■ **The request**:
Check every line of the entries below for the word "esteja", and copy the ones that have it.

■ **Supplied material**:
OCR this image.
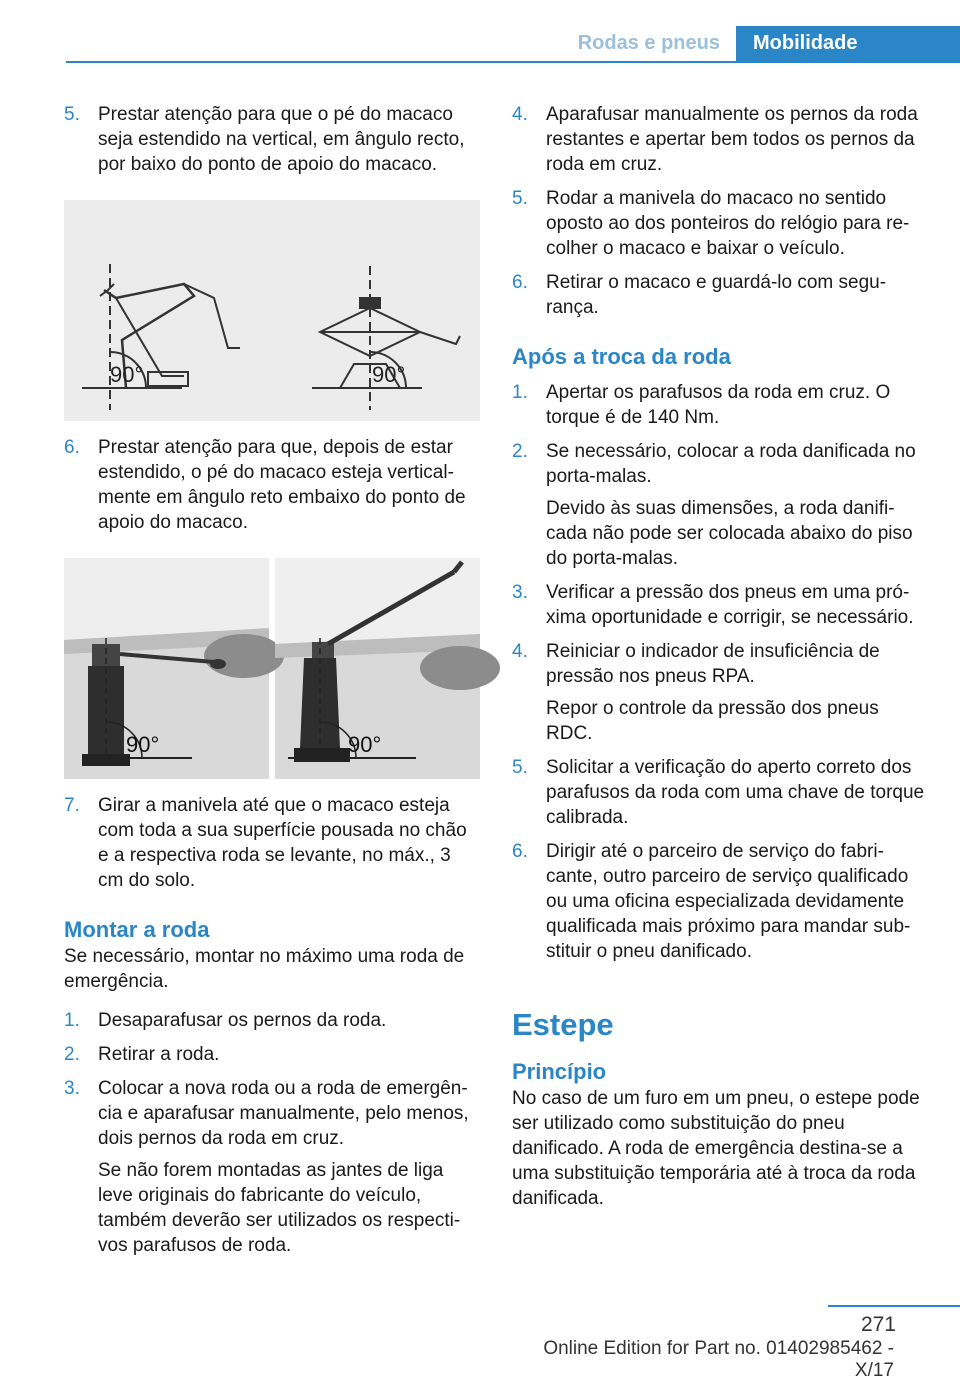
Rodas e pneus	Mobilidade
5. Prestar atenção para que o pé do macaco seja estendido na vertical, em ângulo recto, por baixo do ponto de apoio do macaco.

90°	90°
6. Prestar atenção para que, depois de estar estendido, o pé do macaco esteja verticalmente em ângulo reto embaixo do ponto de apoio do macaco.

90°	90°
7. Girar a manivela até que o macaco esteja com toda a sua superfície pousada no chão e a respectiva roda se levante, no máx., 3 cm do solo.

Montar a roda

Se necessário, montar no máximo uma roda de emergência.

1. Desaparafusar os pernos da roda.

2. Retirar a roda.

3. Colocar a nova roda ou a roda de emergência e aparafusar manualmente, pelo menos, dois pernos da roda em cruz.

Se não forem montadas as jantes de liga leve originais do fabricante do veículo, também deverão ser utilizados os respectivos parafusos de roda.

4. Aparafusar manualmente os pernos da roda restantes e apertar bem todos os pernos da roda em cruz.

5. Rodar a manivela do macaco no sentido oposto ao dos ponteiros do relógio para recolher o macaco e baixar o veículo.

6. Retirar o macaco e guardá-lo com segurança.

Após a troca da roda
1. Apertar os parafusos da roda em cruz. O torque é de 140 Nm.

2. Se necessário, colocar a roda danificada no porta-malas.

Devido às suas dimensões, a roda danificada não pode ser colocada abaixo do piso do porta-malas.

3. Verificar a pressão dos pneus em uma próxima oportunidade e corrigir, se necessário.

4. Reiniciar o indicador de insuficiência de pressão nos pneus RPA.

Repor o controle da pressão dos pneus RDC.

5. Solicitar a verificação do aperto correto dos parafusos da roda com uma chave de torque calibrada.

6. Dirigir até o parceiro de serviço do fabricante, outro parceiro de serviço qualificado ou uma oficina especializada devidamente qualificada mais próximo para mandar substituir o pneu danificado.

Estepe
Princípio

No caso de um furo em um pneu, o estepe pode ser utilizado como substituição do pneu danificado. A roda de emergência destina-se a uma substituição temporária até à troca da roda danificada.

271
Online Edition for Part no. 01402985462 - X/17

■ **Solution to the problem**:
6. Prestar atenção para que, depois de estar estendido, o pé do macaco esteja verticalmente em ângulo reto embaixo do ponto de apoio do macaco.
7. Girar a manivela até que o macaco esteja com toda a sua superfície pousada no chão e a respectiva roda se levante, no máx., 3 cm do solo.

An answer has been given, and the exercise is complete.